INSTRUCTIONS TO FOLLOW:
Reply with one number only, the count of lines holding the string "Öffentlichkeitsarbeit".

Stored dataset items
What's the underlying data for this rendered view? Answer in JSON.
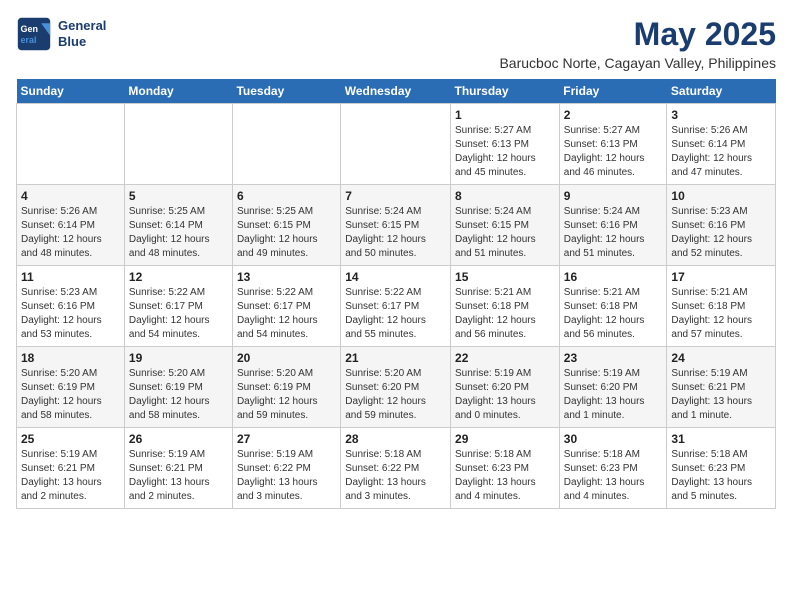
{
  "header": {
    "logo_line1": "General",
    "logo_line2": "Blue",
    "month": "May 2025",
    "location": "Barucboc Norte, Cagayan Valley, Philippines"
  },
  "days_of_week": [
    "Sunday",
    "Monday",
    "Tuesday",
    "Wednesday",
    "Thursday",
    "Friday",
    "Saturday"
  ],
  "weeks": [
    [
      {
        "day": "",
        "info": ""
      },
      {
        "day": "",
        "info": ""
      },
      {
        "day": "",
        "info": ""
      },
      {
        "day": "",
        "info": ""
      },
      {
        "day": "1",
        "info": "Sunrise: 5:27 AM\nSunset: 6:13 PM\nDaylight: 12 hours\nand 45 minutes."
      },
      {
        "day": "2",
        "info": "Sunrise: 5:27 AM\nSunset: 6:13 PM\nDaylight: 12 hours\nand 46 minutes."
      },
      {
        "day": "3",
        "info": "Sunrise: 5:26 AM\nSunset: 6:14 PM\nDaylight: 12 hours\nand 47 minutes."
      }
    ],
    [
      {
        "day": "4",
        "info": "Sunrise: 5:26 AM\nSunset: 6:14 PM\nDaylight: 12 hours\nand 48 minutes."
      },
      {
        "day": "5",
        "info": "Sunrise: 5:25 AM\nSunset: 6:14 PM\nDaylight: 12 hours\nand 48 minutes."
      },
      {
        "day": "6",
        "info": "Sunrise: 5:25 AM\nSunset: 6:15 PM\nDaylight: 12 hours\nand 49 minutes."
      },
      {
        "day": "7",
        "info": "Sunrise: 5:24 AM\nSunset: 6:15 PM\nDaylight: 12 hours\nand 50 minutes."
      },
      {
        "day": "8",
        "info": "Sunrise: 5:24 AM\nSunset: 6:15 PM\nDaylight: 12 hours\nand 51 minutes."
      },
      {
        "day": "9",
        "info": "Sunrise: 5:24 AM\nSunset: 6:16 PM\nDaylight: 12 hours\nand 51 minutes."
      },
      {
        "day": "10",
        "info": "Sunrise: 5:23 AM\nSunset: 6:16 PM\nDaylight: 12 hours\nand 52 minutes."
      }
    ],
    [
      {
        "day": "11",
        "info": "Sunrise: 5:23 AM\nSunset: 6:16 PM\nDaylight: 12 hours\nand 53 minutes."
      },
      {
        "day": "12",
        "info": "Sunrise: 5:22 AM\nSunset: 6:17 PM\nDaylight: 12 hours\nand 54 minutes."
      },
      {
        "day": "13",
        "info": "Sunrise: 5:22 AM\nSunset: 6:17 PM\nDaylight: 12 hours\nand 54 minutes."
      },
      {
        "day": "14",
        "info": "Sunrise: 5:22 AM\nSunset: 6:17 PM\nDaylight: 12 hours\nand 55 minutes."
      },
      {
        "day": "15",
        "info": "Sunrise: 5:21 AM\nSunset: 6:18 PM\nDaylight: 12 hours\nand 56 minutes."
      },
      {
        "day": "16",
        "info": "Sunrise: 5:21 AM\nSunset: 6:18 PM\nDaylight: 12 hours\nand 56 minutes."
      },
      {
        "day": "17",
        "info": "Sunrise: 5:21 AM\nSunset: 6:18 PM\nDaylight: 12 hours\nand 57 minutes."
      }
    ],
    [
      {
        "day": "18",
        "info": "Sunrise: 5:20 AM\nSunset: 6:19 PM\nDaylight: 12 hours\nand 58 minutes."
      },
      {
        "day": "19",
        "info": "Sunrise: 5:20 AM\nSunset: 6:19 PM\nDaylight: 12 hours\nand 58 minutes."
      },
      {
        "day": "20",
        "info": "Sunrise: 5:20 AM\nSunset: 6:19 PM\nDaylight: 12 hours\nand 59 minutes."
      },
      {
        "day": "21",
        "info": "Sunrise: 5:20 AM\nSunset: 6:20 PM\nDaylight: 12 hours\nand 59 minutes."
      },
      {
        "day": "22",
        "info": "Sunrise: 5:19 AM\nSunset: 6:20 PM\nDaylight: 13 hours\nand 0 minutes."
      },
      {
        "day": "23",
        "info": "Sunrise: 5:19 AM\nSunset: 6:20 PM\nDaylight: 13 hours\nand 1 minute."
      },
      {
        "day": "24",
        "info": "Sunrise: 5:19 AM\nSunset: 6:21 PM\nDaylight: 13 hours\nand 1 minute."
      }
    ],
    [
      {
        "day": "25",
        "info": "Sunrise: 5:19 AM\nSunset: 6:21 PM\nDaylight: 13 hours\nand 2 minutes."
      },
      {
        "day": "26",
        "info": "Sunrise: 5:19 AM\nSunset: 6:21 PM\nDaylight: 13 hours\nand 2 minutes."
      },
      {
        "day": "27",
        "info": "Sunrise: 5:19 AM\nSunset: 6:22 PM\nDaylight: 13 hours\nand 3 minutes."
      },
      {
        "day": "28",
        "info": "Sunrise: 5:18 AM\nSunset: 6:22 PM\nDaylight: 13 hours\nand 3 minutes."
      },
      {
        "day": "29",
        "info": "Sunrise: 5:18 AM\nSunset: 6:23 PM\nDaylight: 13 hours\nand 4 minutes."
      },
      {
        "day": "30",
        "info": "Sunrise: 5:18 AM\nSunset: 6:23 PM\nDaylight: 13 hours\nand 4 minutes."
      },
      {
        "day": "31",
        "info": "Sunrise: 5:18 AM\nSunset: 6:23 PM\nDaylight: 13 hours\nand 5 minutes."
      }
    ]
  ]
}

---

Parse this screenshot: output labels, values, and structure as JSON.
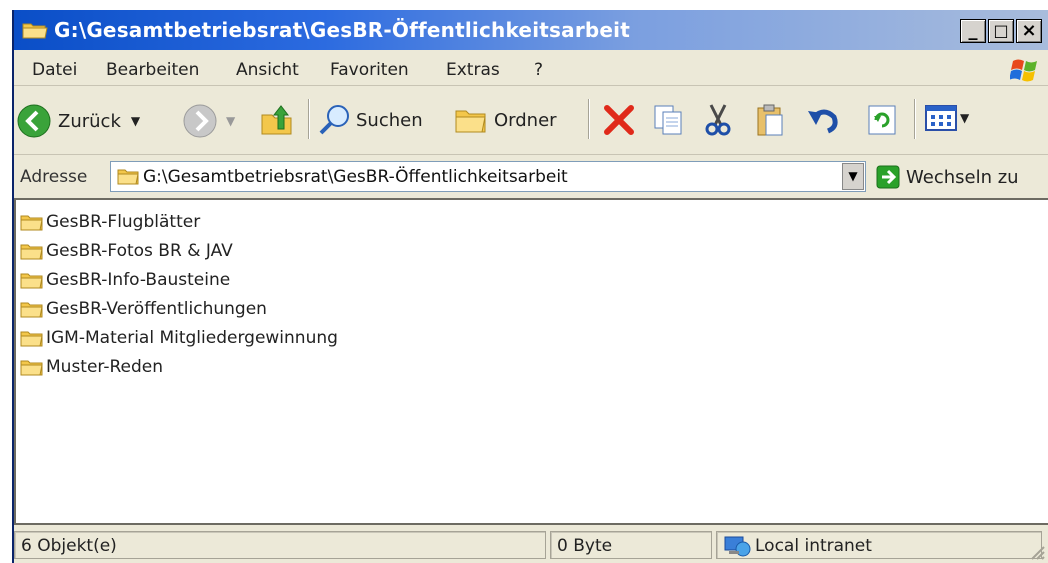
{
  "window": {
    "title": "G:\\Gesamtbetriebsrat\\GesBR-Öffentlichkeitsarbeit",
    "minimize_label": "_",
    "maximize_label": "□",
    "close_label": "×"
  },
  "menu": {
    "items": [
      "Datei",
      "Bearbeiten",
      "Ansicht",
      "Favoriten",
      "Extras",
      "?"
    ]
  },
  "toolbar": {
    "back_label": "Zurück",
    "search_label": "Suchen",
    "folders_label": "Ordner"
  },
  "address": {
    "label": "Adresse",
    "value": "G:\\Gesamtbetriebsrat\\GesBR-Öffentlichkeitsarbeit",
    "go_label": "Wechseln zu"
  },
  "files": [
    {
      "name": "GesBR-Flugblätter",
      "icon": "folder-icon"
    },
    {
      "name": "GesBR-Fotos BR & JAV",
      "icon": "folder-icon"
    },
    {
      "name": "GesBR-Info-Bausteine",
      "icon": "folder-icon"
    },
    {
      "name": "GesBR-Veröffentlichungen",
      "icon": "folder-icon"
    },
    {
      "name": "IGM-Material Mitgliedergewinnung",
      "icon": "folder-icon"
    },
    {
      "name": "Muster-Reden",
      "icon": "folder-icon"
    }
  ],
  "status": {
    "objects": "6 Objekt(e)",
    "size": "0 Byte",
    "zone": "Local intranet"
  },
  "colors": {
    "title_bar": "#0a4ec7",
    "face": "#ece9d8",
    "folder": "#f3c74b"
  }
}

TASK OUTPUT:
2